Objective:
Copy every line from the data below in which the string "less" can be found.

Recorded data
◇ ◇ ◇ ◇ ◇ ◇ ◇
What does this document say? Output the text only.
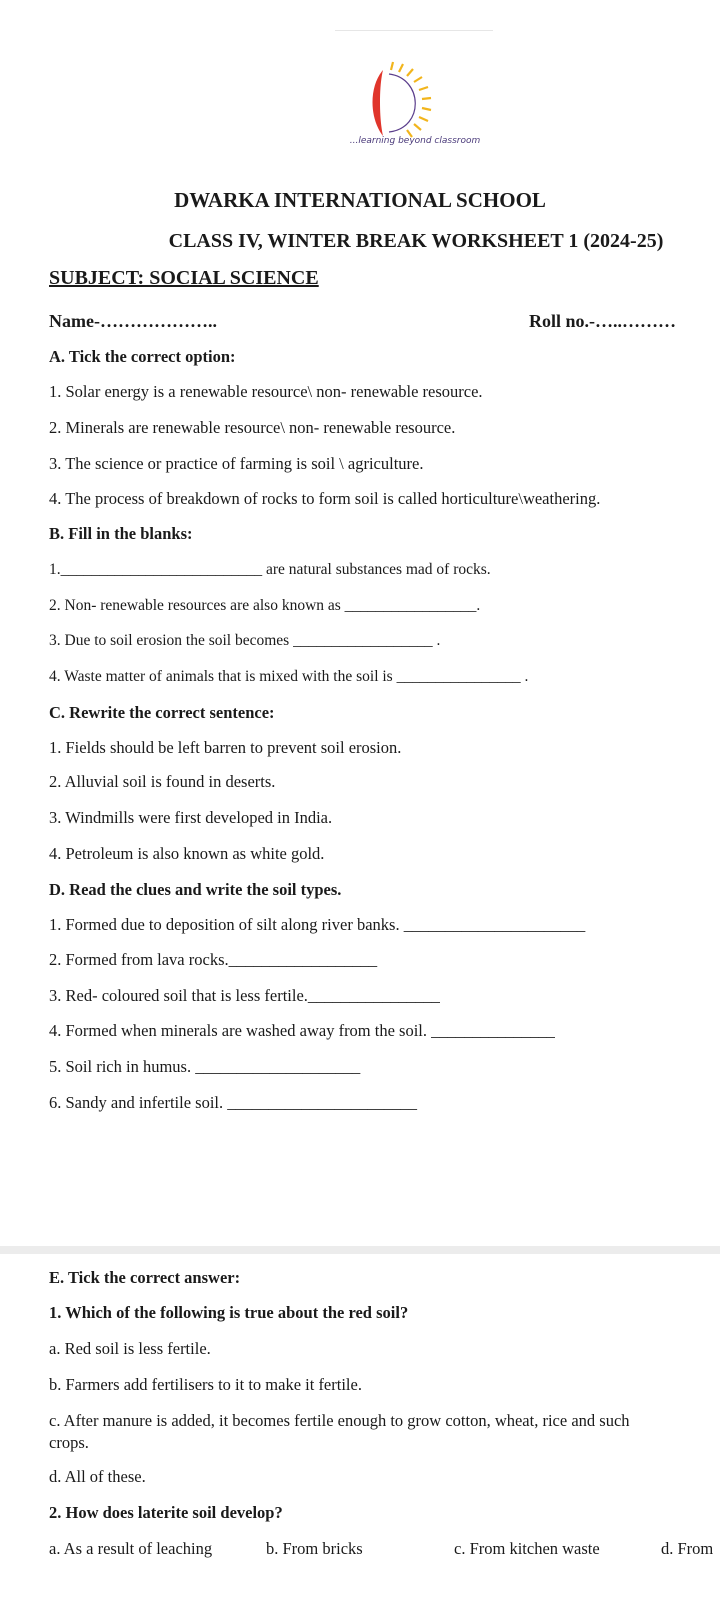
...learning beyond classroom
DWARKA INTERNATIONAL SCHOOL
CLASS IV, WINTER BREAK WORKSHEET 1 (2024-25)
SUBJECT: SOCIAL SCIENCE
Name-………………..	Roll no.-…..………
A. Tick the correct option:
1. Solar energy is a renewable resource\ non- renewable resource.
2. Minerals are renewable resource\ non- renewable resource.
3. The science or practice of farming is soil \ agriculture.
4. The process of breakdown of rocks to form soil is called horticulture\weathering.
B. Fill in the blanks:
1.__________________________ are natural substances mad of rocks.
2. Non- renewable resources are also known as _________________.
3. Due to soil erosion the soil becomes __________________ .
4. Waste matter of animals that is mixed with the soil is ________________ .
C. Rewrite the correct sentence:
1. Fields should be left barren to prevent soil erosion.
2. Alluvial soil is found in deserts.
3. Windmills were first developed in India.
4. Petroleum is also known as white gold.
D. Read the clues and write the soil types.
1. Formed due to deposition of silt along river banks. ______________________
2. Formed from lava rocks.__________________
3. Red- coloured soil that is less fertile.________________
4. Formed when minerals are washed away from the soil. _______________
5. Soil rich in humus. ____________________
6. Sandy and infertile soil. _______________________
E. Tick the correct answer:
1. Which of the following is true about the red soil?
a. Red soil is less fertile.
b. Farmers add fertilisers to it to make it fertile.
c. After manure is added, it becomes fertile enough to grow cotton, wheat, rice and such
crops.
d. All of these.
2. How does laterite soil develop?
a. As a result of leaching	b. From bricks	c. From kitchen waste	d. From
◇ ◇ ◇ ◇ ◇ ◇ ◇
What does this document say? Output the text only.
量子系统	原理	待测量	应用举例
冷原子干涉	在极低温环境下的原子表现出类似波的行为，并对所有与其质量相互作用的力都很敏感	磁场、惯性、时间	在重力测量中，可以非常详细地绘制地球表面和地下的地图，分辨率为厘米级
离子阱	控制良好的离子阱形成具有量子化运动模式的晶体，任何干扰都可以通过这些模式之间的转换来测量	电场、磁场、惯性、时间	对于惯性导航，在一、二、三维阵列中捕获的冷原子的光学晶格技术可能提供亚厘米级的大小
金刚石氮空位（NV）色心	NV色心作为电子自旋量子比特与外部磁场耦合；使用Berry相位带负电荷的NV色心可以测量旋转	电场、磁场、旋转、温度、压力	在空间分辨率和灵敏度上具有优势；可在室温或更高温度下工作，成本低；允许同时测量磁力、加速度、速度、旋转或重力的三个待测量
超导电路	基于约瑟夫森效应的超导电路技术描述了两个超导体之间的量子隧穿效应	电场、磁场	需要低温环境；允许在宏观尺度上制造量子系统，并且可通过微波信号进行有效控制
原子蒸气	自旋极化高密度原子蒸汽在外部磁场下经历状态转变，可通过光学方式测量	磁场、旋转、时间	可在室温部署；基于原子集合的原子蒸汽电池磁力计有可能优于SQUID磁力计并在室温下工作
◇ ◇ ◇ ◇ ◇ ◇ ◇
Result:
3. Red- coloured soil that is less fertile.________________
a. Red soil is less fertile.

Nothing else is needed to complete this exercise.